__Aim__. The records that follow should be retyped word for word.

Figure contents as structured data
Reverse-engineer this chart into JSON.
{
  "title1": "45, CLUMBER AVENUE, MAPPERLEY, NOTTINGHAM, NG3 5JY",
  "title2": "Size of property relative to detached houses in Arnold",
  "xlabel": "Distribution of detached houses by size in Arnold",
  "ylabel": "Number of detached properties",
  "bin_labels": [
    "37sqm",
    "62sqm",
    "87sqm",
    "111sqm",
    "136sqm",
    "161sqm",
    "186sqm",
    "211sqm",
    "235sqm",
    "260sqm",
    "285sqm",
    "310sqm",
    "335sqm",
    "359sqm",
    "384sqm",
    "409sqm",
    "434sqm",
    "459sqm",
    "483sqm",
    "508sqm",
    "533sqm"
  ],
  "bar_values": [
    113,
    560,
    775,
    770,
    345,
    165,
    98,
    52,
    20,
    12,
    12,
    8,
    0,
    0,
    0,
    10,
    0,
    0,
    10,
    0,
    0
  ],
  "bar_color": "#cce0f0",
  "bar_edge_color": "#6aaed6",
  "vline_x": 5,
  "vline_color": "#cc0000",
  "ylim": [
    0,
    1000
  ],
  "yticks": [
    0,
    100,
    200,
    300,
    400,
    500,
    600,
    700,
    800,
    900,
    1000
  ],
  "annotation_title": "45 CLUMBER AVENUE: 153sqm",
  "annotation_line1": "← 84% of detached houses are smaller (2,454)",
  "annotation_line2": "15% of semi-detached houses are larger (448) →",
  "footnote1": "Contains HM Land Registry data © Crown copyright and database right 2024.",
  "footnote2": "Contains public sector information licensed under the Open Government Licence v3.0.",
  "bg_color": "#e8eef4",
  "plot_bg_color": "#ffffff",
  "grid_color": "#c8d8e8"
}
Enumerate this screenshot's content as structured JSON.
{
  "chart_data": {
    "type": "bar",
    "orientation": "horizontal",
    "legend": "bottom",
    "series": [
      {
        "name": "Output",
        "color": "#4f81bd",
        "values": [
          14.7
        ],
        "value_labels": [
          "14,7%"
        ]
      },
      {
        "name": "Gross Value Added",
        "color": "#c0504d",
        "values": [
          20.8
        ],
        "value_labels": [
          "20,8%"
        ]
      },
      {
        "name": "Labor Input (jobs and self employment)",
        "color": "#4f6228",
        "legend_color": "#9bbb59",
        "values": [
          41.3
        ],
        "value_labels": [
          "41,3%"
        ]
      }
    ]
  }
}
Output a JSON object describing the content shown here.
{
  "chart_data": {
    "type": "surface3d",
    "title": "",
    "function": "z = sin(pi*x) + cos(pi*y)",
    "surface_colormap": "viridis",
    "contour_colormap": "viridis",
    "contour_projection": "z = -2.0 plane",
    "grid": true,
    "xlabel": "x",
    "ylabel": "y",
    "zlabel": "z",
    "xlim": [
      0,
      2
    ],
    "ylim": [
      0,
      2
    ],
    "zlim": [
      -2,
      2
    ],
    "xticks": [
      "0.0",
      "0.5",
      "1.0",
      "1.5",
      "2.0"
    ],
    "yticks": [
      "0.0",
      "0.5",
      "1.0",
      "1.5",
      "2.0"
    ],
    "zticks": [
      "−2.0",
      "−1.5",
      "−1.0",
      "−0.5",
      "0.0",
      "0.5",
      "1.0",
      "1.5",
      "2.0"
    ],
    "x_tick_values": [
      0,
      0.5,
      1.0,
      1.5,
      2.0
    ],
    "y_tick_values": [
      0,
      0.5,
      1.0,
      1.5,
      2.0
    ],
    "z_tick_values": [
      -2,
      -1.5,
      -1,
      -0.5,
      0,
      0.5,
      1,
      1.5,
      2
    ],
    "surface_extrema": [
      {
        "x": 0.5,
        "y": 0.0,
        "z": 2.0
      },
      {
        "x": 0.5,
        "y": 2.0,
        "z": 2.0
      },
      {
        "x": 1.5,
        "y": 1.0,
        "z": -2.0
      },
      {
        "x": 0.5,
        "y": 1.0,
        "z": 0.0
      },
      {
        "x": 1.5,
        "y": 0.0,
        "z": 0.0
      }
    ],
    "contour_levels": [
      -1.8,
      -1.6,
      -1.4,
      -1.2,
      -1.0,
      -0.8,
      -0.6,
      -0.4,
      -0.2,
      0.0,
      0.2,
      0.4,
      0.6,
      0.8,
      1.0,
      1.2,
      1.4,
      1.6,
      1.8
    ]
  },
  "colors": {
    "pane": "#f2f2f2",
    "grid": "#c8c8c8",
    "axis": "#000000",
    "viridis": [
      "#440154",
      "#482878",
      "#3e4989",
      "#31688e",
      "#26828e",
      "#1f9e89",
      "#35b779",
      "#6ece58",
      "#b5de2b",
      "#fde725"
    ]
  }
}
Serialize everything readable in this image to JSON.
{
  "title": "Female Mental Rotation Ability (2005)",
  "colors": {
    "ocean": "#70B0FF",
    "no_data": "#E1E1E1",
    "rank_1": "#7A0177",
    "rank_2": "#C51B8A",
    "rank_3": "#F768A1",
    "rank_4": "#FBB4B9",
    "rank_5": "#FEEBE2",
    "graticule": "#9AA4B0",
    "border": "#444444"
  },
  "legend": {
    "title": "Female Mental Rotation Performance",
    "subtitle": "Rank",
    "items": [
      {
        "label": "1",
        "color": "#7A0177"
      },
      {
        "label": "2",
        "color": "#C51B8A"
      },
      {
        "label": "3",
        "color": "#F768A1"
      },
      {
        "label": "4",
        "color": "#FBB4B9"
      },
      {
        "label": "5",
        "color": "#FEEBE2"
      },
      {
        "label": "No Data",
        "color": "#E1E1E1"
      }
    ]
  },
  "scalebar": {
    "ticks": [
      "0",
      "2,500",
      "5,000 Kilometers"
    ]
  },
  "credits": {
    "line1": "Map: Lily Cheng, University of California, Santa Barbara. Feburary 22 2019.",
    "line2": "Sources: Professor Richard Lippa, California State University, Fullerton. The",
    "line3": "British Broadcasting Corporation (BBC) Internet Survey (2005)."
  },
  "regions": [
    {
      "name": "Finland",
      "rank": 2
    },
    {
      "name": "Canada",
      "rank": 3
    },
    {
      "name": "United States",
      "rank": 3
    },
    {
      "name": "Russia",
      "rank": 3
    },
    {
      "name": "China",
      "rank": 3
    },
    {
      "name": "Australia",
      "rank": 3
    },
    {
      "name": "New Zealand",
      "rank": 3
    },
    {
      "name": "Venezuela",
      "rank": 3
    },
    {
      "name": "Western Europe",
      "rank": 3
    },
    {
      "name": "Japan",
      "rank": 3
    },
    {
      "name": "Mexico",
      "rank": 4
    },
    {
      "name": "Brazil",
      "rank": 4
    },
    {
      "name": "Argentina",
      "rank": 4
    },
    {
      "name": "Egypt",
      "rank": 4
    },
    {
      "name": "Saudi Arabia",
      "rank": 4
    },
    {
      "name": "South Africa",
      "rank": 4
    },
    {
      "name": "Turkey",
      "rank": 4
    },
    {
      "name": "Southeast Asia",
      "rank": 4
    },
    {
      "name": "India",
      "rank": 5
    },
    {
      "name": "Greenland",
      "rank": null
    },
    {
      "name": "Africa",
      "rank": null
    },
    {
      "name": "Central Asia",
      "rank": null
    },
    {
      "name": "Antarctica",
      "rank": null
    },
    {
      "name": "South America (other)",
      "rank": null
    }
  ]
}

__Exercise output__.
Reverse-engineer this chart into JSON.
{
  "title1": "45, CLUMBER AVENUE, MAPPERLEY, NOTTINGHAM, NG3 5JY",
  "title2": "Size of property relative to detached houses in Arnold",
  "xlabel": "Distribution of detached houses by size in Arnold",
  "ylabel": "Number of detached properties",
  "bin_labels": [
    "37sqm",
    "62sqm",
    "87sqm",
    "111sqm",
    "136sqm",
    "161sqm",
    "186sqm",
    "211sqm",
    "235sqm",
    "260sqm",
    "285sqm",
    "310sqm",
    "335sqm",
    "359sqm",
    "384sqm",
    "409sqm",
    "434sqm",
    "459sqm",
    "483sqm",
    "508sqm",
    "533sqm"
  ],
  "bar_values": [
    113,
    560,
    775,
    770,
    345,
    165,
    98,
    52,
    20,
    12,
    12,
    8,
    0,
    0,
    0,
    10,
    0,
    0,
    10,
    0,
    0
  ],
  "bar_color": "#cce0f0",
  "bar_edge_color": "#6aaed6",
  "vline_x": 5,
  "vline_color": "#cc0000",
  "ylim": [
    0,
    1000
  ],
  "yticks": [
    0,
    100,
    200,
    300,
    400,
    500,
    600,
    700,
    800,
    900,
    1000
  ],
  "annotation_title": "45 CLUMBER AVENUE: 153sqm",
  "annotation_line1": "← 84% of detached houses are smaller (2,454)",
  "annotation_line2": "15% of semi-detached houses are larger (448) →",
  "footnote1": "Contains HM Land Registry data © Crown copyright and database right 2024.",
  "footnote2": "Contains public sector information licensed under the Open Government Licence v3.0.",
  "bg_color": "#e8eef4",
  "plot_bg_color": "#ffffff",
  "grid_color": "#c8d8e8"
}
Enumerate this screenshot's content as structured JSON.
{
  "chart_data": {
    "type": "bar",
    "orientation": "horizontal",
    "legend": "bottom",
    "series": [
      {
        "name": "Output",
        "color": "#4f81bd",
        "values": [
          14.7
        ],
        "value_labels": [
          "14,7%"
        ]
      },
      {
        "name": "Gross Value Added",
        "color": "#c0504d",
        "values": [
          20.8
        ],
        "value_labels": [
          "20,8%"
        ]
      },
      {
        "name": "Labor Input (jobs and self employment)",
        "color": "#4f6228",
        "legend_color": "#9bbb59",
        "values": [
          41.3
        ],
        "value_labels": [
          "41,3%"
        ]
      }
    ]
  }
}
Output a JSON object describing the content shown here.
{
  "chart_data": {
    "type": "surface3d",
    "title": "",
    "function": "z = sin(pi*x) + cos(pi*y)",
    "surface_colormap": "viridis",
    "contour_colormap": "viridis",
    "contour_projection": "z = -2.0 plane",
    "grid": true,
    "xlabel": "x",
    "ylabel": "y",
    "zlabel": "z",
    "xlim": [
      0,
      2
    ],
    "ylim": [
      0,
      2
    ],
    "zlim": [
      -2,
      2
    ],
    "xticks": [
      "0.0",
      "0.5",
      "1.0",
      "1.5",
      "2.0"
    ],
    "yticks": [
      "0.0",
      "0.5",
      "1.0",
      "1.5",
      "2.0"
    ],
    "zticks": [
      "−2.0",
      "−1.5",
      "−1.0",
      "−0.5",
      "0.0",
      "0.5",
      "1.0",
      "1.5",
      "2.0"
    ],
    "x_tick_values": [
      0,
      0.5,
      1.0,
      1.5,
      2.0
    ],
    "y_tick_values": [
      0,
      0.5,
      1.0,
      1.5,
      2.0
    ],
    "z_tick_values": [
      -2,
      -1.5,
      -1,
      -0.5,
      0,
      0.5,
      1,
      1.5,
      2
    ],
    "surface_extrema": [
      {
        "x": 0.5,
        "y": 0.0,
        "z": 2.0
      },
      {
        "x": 0.5,
        "y": 2.0,
        "z": 2.0
      },
      {
        "x": 1.5,
        "y": 1.0,
        "z": -2.0
      },
      {
        "x": 0.5,
        "y": 1.0,
        "z": 0.0
      },
      {
        "x": 1.5,
        "y": 0.0,
        "z": 0.0
      }
    ],
    "contour_levels": [
      -1.8,
      -1.6,
      -1.4,
      -1.2,
      -1.0,
      -0.8,
      -0.6,
      -0.4,
      -0.2,
      0.0,
      0.2,
      0.4,
      0.6,
      0.8,
      1.0,
      1.2,
      1.4,
      1.6,
      1.8
    ]
  },
  "colors": {
    "pane": "#f2f2f2",
    "grid": "#c8c8c8",
    "axis": "#000000",
    "viridis": [
      "#440154",
      "#482878",
      "#3e4989",
      "#31688e",
      "#26828e",
      "#1f9e89",
      "#35b779",
      "#6ece58",
      "#b5de2b",
      "#fde725"
    ]
  }
}
Serialize everything readable in this image to JSON.
{
  "title": "Female Mental Rotation Ability (2005)",
  "colors": {
    "ocean": "#70B0FF",
    "no_data": "#E1E1E1",
    "rank_1": "#7A0177",
    "rank_2": "#C51B8A",
    "rank_3": "#F768A1",
    "rank_4": "#FBB4B9",
    "rank_5": "#FEEBE2",
    "graticule": "#9AA4B0",
    "border": "#444444"
  },
  "legend": {
    "title": "Female Mental Rotation Performance",
    "subtitle": "Rank",
    "items": [
      {
        "label": "1",
        "color": "#7A0177"
      },
      {
        "label": "2",
        "color": "#C51B8A"
      },
      {
        "label": "3",
        "color": "#F768A1"
      },
      {
        "label": "4",
        "color": "#FBB4B9"
      },
      {
        "label": "5",
        "color": "#FEEBE2"
      },
      {
        "label": "No Data",
        "color": "#E1E1E1"
      }
    ]
  },
  "scalebar": {
    "ticks": [
      "0",
      "2,500",
      "5,000 Kilometers"
    ]
  },
  "credits": {
    "line1": "Map: Lily Cheng, University of California, Santa Barbara. Feburary 22 2019.",
    "line2": "Sources: Professor Richard Lippa, California State University, Fullerton. The",
    "line3": "British Broadcasting Corporation (BBC) Internet Survey (2005)."
  },
  "regions": [
    {
      "name": "Finland",
      "rank": 2
    },
    {
      "name": "Canada",
      "rank": 3
    },
    {
      "name": "United States",
      "rank": 3
    },
    {
      "name": "Russia",
      "rank": 3
    },
    {
      "name": "China",
      "rank": 3
    },
    {
      "name": "Australia",
      "rank": 3
    },
    {
      "name": "New Zealand",
      "rank": 3
    },
    {
      "name": "Venezuela",
      "rank": 3
    },
    {
      "name": "Western Europe",
      "rank": 3
    },
    {
      "name": "Japan",
      "rank": 3
    },
    {
      "name": "Mexico",
      "rank": 4
    },
    {
      "name": "Brazil",
      "rank": 4
    },
    {
      "name": "Argentina",
      "rank": 4
    },
    {
      "name": "Egypt",
      "rank": 4
    },
    {
      "name": "Saudi Arabia",
      "rank": 4
    },
    {
      "name": "South Africa",
      "rank": 4
    },
    {
      "name": "Turkey",
      "rank": 4
    },
    {
      "name": "Southeast Asia",
      "rank": 4
    },
    {
      "name": "India",
      "rank": 5
    },
    {
      "name": "Greenland",
      "rank": null
    },
    {
      "name": "Africa",
      "rank": null
    },
    {
      "name": "Central Asia",
      "rank": null
    },
    {
      "name": "Antarctica",
      "rank": null
    },
    {
      "name": "South America (other)",
      "rank": null
    }
  ]
}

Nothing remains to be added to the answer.